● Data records
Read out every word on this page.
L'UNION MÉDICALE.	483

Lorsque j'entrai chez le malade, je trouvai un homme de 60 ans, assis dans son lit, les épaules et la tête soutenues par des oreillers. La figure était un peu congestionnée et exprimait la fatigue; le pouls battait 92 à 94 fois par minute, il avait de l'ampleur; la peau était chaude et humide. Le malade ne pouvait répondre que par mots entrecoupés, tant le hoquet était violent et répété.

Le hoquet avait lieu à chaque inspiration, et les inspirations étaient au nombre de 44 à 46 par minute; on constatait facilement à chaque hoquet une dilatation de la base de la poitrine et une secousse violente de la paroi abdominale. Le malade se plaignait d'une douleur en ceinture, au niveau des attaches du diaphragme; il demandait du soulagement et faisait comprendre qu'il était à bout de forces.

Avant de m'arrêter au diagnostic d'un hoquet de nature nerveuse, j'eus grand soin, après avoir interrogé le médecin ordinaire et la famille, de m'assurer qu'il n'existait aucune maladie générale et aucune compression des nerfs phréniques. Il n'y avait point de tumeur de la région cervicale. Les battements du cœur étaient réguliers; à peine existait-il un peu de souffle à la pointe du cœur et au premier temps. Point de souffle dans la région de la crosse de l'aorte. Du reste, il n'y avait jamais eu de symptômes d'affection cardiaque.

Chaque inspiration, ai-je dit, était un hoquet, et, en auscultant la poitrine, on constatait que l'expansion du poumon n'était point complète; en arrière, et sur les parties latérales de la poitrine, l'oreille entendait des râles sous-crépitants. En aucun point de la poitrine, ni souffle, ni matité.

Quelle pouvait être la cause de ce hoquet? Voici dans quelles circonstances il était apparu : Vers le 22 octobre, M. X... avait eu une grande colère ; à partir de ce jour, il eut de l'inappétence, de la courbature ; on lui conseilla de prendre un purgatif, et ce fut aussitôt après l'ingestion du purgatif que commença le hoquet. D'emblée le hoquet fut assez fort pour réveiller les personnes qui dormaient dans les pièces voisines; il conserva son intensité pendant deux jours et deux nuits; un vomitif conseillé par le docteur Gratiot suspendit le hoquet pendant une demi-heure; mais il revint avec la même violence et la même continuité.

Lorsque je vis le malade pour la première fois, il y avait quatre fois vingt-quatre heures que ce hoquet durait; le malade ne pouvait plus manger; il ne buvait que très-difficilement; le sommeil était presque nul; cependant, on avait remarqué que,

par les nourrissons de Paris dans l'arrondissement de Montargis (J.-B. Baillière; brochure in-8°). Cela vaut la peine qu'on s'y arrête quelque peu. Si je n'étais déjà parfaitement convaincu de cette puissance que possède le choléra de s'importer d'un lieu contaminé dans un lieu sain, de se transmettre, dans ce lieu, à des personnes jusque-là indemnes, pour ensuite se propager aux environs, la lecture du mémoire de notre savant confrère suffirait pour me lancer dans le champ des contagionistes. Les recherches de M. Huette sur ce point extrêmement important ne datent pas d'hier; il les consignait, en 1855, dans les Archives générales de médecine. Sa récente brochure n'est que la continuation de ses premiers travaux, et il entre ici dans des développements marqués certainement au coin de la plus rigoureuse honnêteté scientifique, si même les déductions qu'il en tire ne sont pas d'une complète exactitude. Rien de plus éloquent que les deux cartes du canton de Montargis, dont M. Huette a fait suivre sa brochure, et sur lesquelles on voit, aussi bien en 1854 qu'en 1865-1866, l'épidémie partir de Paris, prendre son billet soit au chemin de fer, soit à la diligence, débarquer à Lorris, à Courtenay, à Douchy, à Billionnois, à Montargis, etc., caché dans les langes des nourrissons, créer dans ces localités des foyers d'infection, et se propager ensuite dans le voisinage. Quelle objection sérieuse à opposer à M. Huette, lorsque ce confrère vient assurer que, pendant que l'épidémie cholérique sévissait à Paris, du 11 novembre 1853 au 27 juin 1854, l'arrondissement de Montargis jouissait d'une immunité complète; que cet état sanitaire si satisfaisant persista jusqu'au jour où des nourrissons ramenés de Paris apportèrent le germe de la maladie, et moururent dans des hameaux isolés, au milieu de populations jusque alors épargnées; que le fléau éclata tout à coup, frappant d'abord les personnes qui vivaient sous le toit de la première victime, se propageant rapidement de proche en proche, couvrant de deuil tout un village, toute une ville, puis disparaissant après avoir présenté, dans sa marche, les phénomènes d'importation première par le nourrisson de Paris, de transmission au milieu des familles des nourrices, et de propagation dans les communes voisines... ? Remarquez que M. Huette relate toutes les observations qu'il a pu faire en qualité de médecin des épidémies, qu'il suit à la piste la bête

● WRITTEN PROBLEM
Copy out all of the records shown above exactly.

● COMPLETE OUTPUT
Read out every word on this page.
L'UNION MÉDICALE.	483

Lorsque j'entrai chez le malade, je trouvai un homme de 60 ans, assis dans son lit, les épaules et la tête soutenues par des oreillers. La figure était un peu congestionnée et exprimait la fatigue; le pouls battait 92 à 94 fois par minute, il avait de l'ampleur; la peau était chaude et humide. Le malade ne pouvait répondre que par mots entrecoupés, tant le hoquet était violent et répété.

Le hoquet avait lieu à chaque inspiration, et les inspirations étaient au nombre de 44 à 46 par minute; on constatait facilement à chaque hoquet une dilatation de la base de la poitrine et une secousse violente de la paroi abdominale. Le malade se plaignait d'une douleur en ceinture, au niveau des attaches du diaphragme; il demandait du soulagement et faisait comprendre qu'il était à bout de forces.

Avant de m'arrêter au diagnostic d'un hoquet de nature nerveuse, j'eus grand soin, après avoir interrogé le médecin ordinaire et la famille, de m'assurer qu'il n'existait aucune maladie générale et aucune compression des nerfs phréniques. Il n'y avait point de tumeur de la région cervicale. Les battements du cœur étaient réguliers; à peine existait-il un peu de souffle à la pointe du cœur et au premier temps. Point de souffle dans la région de la crosse de l'aorte. Du reste, il n'y avait jamais eu de symptômes d'affection cardiaque.

Chaque inspiration, ai-je dit, était un hoquet, et, en auscultant la poitrine, on constatait que l'expansion du poumon n'était point complète; en arrière, et sur les parties latérales de la poitrine, l'oreille entendait des râles sous-crépitants. En aucun point de la poitrine, ni souffle, ni matité.

Quelle pouvait être la cause de ce hoquet? Voici dans quelles circonstances il était apparu : Vers le 22 octobre, M. X... avait eu une grande colère ; à partir de ce jour, il eut de l'inappétence, de la courbature ; on lui conseilla de prendre un purgatif, et ce fut aussitôt après l'ingestion du purgatif que commença le hoquet. D'emblée le hoquet fut assez fort pour réveiller les personnes qui dormaient dans les pièces voisines; il conserva son intensité pendant deux jours et deux nuits; un vomitif conseillé par le docteur Gratiot suspendit le hoquet pendant une demi-heure; mais il revint avec la même violence et la même continuité.

Lorsque je vis le malade pour la première fois, il y avait quatre fois vingt-quatre heures que ce hoquet durait; le malade ne pouvait plus manger; il ne buvait que très-difficilement; le sommeil était presque nul; cependant, on avait remarqué que,

par les nourrissons de Paris dans l'arrondissement de Montargis (J.-B. Baillière; brochure in-8°). Cela vaut la peine qu'on s'y arrête quelque peu. Si je n'étais déjà parfaitement convaincu de cette puissance que possède le choléra de s'importer d'un lieu contaminé dans un lieu sain, de se transmettre, dans ce lieu, à des personnes jusque-là indemnes, pour ensuite se propager aux environs, la lecture du mémoire de notre savant confrère suffirait pour me lancer dans le champ des contagionistes. Les recherches de M. Huette sur ce point extrêmement important ne datent pas d'hier; il les consignait, en 1855, dans les Archives générales de médecine. Sa récente brochure n'est que la continuation de ses premiers travaux, et il entre ici dans des développements marqués certainement au coin de la plus rigoureuse honnêteté scientifique, si même les déductions qu'il en tire ne sont pas d'une complète exactitude. Rien de plus éloquent que les deux cartes du canton de Montargis, dont M. Huette a fait suivre sa brochure, et sur lesquelles on voit, aussi bien en 1854 qu'en 1865-1866, l'épidémie partir de Paris, prendre son billet soit au chemin de fer, soit à la diligence, débarquer à Lorris, à Courtenay, à Douchy, à Billionnois, à Montargis, etc., caché dans les langes des nourrissons, créer dans ces localités des foyers d'infection, et se propager ensuite dans le voisinage. Quelle objection sérieuse à opposer à M. Huette, lorsque ce confrère vient assurer que, pendant que l'épidémie cholérique sévissait à Paris, du 11 novembre 1853 au 27 juin 1854, l'arrondissement de Montargis jouissait d'une immunité complète; que cet état sanitaire si satisfaisant persista jusqu'au jour où des nourrissons ramenés de Paris apportèrent le germe de la maladie, et moururent dans des hameaux isolés, au milieu de populations jusque alors épargnées; que le fléau éclata tout à coup, frappant d'abord les personnes qui vivaient sous le toit de la première victime, se propageant rapidement de proche en proche, couvrant de deuil tout un village, toute une ville, puis disparaissant après avoir présenté, dans sa marche, les phénomènes d'importation première par le nourrisson de Paris, de transmission au milieu des familles des nourrices, et de propagation dans les communes voisines... ? Remarquez que M. Huette relate toutes les observations qu'il a pu faire en qualité de médecin des épidémies, qu'il suit à la piste la bête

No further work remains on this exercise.